> _WORK TO BE COMPLETED_
Your task is to repeat the lines below exactly, excluding any pictures they contain.

Dataset records on visual material:
— Begin —

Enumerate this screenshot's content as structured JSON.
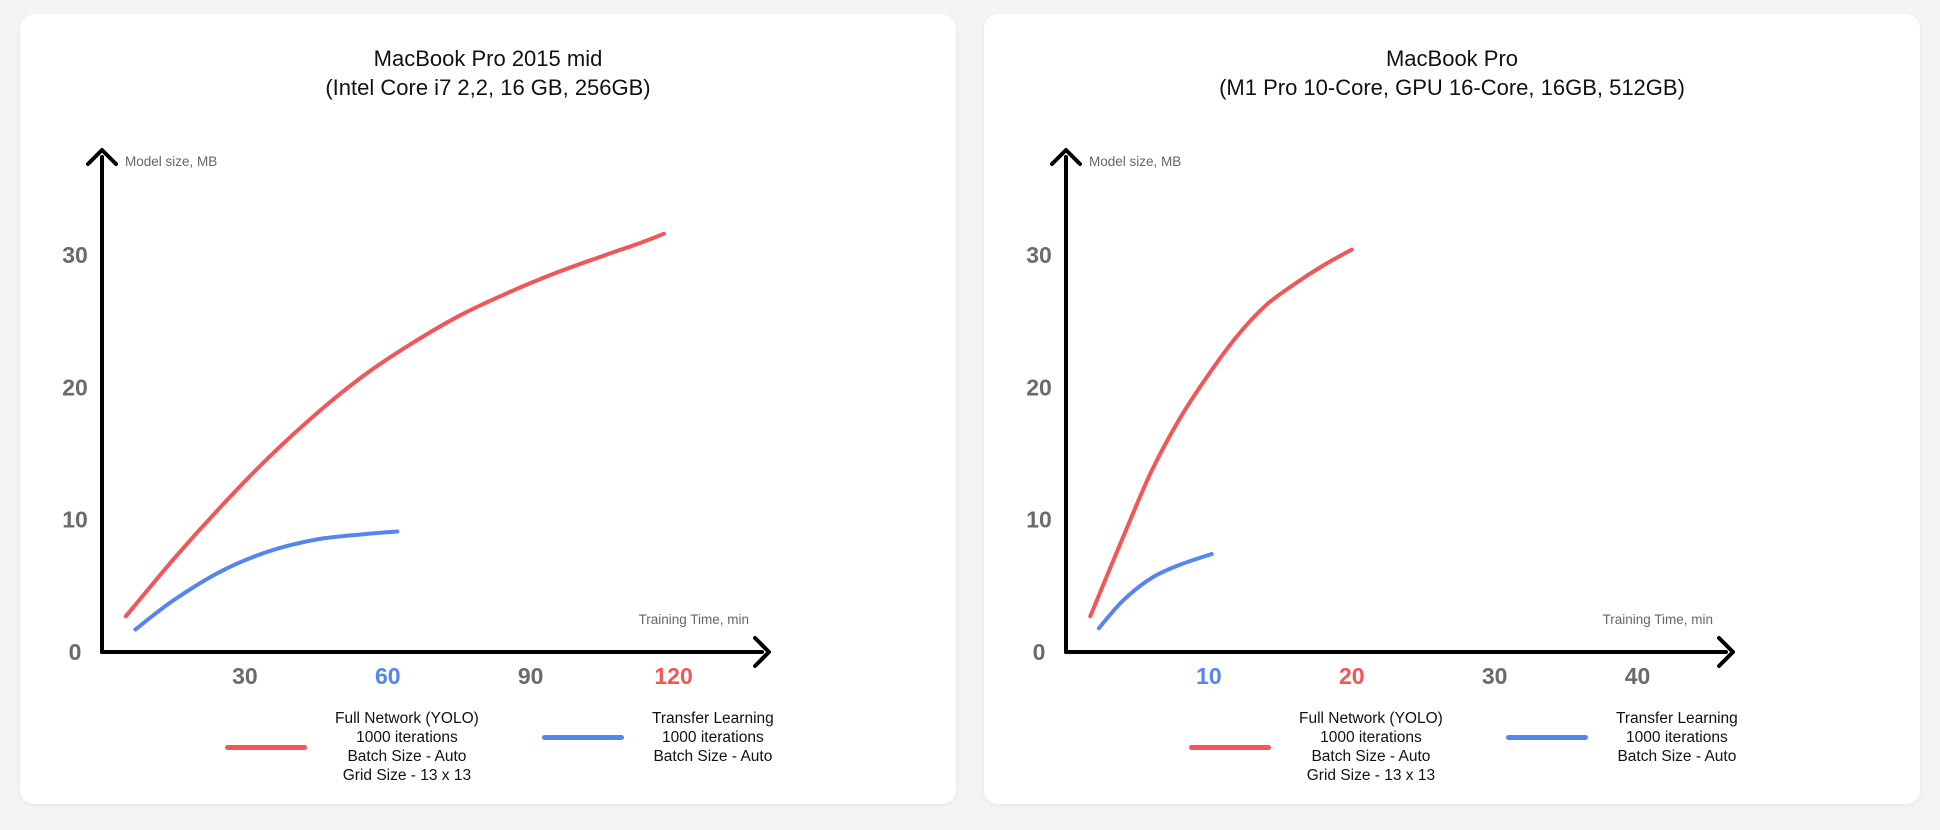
{
  "colors": {
    "full_network": "#f25656",
    "transfer_learning": "#5586f0",
    "axis": "#000000",
    "tick_label": "#6b6b6b"
  },
  "chart_data": [
    {
      "type": "line",
      "title": "MacBook Pro 2015 mid",
      "subtitle": "(Intel Core i7 2,2, 16 GB, 256GB)",
      "xlabel": "Training Time, min",
      "ylabel": "Model size, MB",
      "xlim": [
        0,
        135
      ],
      "ylim": [
        0,
        38
      ],
      "grid": false,
      "x_ticks": [
        {
          "value": 30,
          "label": "30",
          "color": "#6b6b6b"
        },
        {
          "value": 60,
          "label": "60",
          "color": "#5586f0"
        },
        {
          "value": 90,
          "label": "90",
          "color": "#6b6b6b"
        },
        {
          "value": 120,
          "label": "120",
          "color": "#f25656"
        }
      ],
      "y_ticks": [
        {
          "value": 0,
          "label": "0"
        },
        {
          "value": 10,
          "label": "10"
        },
        {
          "value": 20,
          "label": "20"
        },
        {
          "value": 30,
          "label": "30"
        }
      ],
      "series": [
        {
          "legend": [
            "Full Network (YOLO)",
            "1000 iterations",
            "Batch Size - Auto",
            "Grid Size - 13 x 13"
          ],
          "color": "#f25656",
          "x": [
            5,
            15,
            25,
            35,
            45,
            55,
            65,
            75,
            85,
            95,
            105,
            113,
            118
          ],
          "y": [
            2.7,
            7.0,
            11.0,
            14.7,
            18.0,
            20.9,
            23.3,
            25.4,
            27.1,
            28.6,
            29.9,
            30.9,
            31.6
          ]
        },
        {
          "legend": [
            "Transfer Learning",
            "1000 iterations",
            "Batch Size - Auto"
          ],
          "color": "#5586f0",
          "x": [
            7,
            15,
            25,
            35,
            45,
            55,
            62
          ],
          "y": [
            1.7,
            3.9,
            6.1,
            7.6,
            8.5,
            8.9,
            9.1
          ]
        }
      ]
    },
    {
      "type": "line",
      "title": "MacBook Pro",
      "subtitle": "(M1 Pro 10-Core, GPU 16-Core, 16GB, 512GB)",
      "xlabel": "Training Time, min",
      "ylabel": "Model size, MB",
      "xlim": [
        0,
        45
      ],
      "ylim": [
        0,
        38
      ],
      "grid": false,
      "x_ticks": [
        {
          "value": 10,
          "label": "10",
          "color": "#5586f0"
        },
        {
          "value": 20,
          "label": "20",
          "color": "#f25656"
        },
        {
          "value": 30,
          "label": "30",
          "color": "#6b6b6b"
        },
        {
          "value": 40,
          "label": "40",
          "color": "#6b6b6b"
        }
      ],
      "y_ticks": [
        {
          "value": 0,
          "label": "0"
        },
        {
          "value": 10,
          "label": "10"
        },
        {
          "value": 20,
          "label": "20"
        },
        {
          "value": 30,
          "label": "30"
        }
      ],
      "series": [
        {
          "legend": [
            "Full Network (YOLO)",
            "1000 iterations",
            "Batch Size - Auto",
            "Grid Size - 13 x 13"
          ],
          "color": "#f25656",
          "x": [
            1.7,
            4,
            6,
            8,
            10,
            12,
            14,
            16,
            18,
            20
          ],
          "y": [
            2.7,
            8.7,
            13.7,
            17.7,
            21.0,
            23.9,
            26.2,
            27.8,
            29.2,
            30.4
          ]
        },
        {
          "legend": [
            "Transfer Learning",
            "1000 iterations",
            "Batch Size - Auto"
          ],
          "color": "#5586f0",
          "x": [
            2.3,
            4,
            6,
            8,
            10.2
          ],
          "y": [
            1.8,
            3.9,
            5.6,
            6.6,
            7.4
          ]
        }
      ]
    }
  ]
}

— End —

> _EXERCISE ANSWER_
Enumerate this screenshot's content as structured JSON.
{
  "colors": {
    "full_network": "#f25656",
    "transfer_learning": "#5586f0",
    "axis": "#000000",
    "tick_label": "#6b6b6b"
  },
  "chart_data": [
    {
      "type": "line",
      "title": "MacBook Pro 2015 mid",
      "subtitle": "(Intel Core i7 2,2, 16 GB, 256GB)",
      "xlabel": "Training Time, min",
      "ylabel": "Model size, MB",
      "xlim": [
        0,
        135
      ],
      "ylim": [
        0,
        38
      ],
      "grid": false,
      "x_ticks": [
        {
          "value": 30,
          "label": "30",
          "color": "#6b6b6b"
        },
        {
          "value": 60,
          "label": "60",
          "color": "#5586f0"
        },
        {
          "value": 90,
          "label": "90",
          "color": "#6b6b6b"
        },
        {
          "value": 120,
          "label": "120",
          "color": "#f25656"
        }
      ],
      "y_ticks": [
        {
          "value": 0,
          "label": "0"
        },
        {
          "value": 10,
          "label": "10"
        },
        {
          "value": 20,
          "label": "20"
        },
        {
          "value": 30,
          "label": "30"
        }
      ],
      "series": [
        {
          "legend": [
            "Full Network (YOLO)",
            "1000 iterations",
            "Batch Size - Auto",
            "Grid Size - 13 x 13"
          ],
          "color": "#f25656",
          "x": [
            5,
            15,
            25,
            35,
            45,
            55,
            65,
            75,
            85,
            95,
            105,
            113,
            118
          ],
          "y": [
            2.7,
            7.0,
            11.0,
            14.7,
            18.0,
            20.9,
            23.3,
            25.4,
            27.1,
            28.6,
            29.9,
            30.9,
            31.6
          ]
        },
        {
          "legend": [
            "Transfer Learning",
            "1000 iterations",
            "Batch Size - Auto"
          ],
          "color": "#5586f0",
          "x": [
            7,
            15,
            25,
            35,
            45,
            55,
            62
          ],
          "y": [
            1.7,
            3.9,
            6.1,
            7.6,
            8.5,
            8.9,
            9.1
          ]
        }
      ]
    },
    {
      "type": "line",
      "title": "MacBook Pro",
      "subtitle": "(M1 Pro 10-Core, GPU 16-Core, 16GB, 512GB)",
      "xlabel": "Training Time, min",
      "ylabel": "Model size, MB",
      "xlim": [
        0,
        45
      ],
      "ylim": [
        0,
        38
      ],
      "grid": false,
      "x_ticks": [
        {
          "value": 10,
          "label": "10",
          "color": "#5586f0"
        },
        {
          "value": 20,
          "label": "20",
          "color": "#f25656"
        },
        {
          "value": 30,
          "label": "30",
          "color": "#6b6b6b"
        },
        {
          "value": 40,
          "label": "40",
          "color": "#6b6b6b"
        }
      ],
      "y_ticks": [
        {
          "value": 0,
          "label": "0"
        },
        {
          "value": 10,
          "label": "10"
        },
        {
          "value": 20,
          "label": "20"
        },
        {
          "value": 30,
          "label": "30"
        }
      ],
      "series": [
        {
          "legend": [
            "Full Network (YOLO)",
            "1000 iterations",
            "Batch Size - Auto",
            "Grid Size - 13 x 13"
          ],
          "color": "#f25656",
          "x": [
            1.7,
            4,
            6,
            8,
            10,
            12,
            14,
            16,
            18,
            20
          ],
          "y": [
            2.7,
            8.7,
            13.7,
            17.7,
            21.0,
            23.9,
            26.2,
            27.8,
            29.2,
            30.4
          ]
        },
        {
          "legend": [
            "Transfer Learning",
            "1000 iterations",
            "Batch Size - Auto"
          ],
          "color": "#5586f0",
          "x": [
            2.3,
            4,
            6,
            8,
            10.2
          ],
          "y": [
            1.8,
            3.9,
            5.6,
            6.6,
            7.4
          ]
        }
      ]
    }
  ]
}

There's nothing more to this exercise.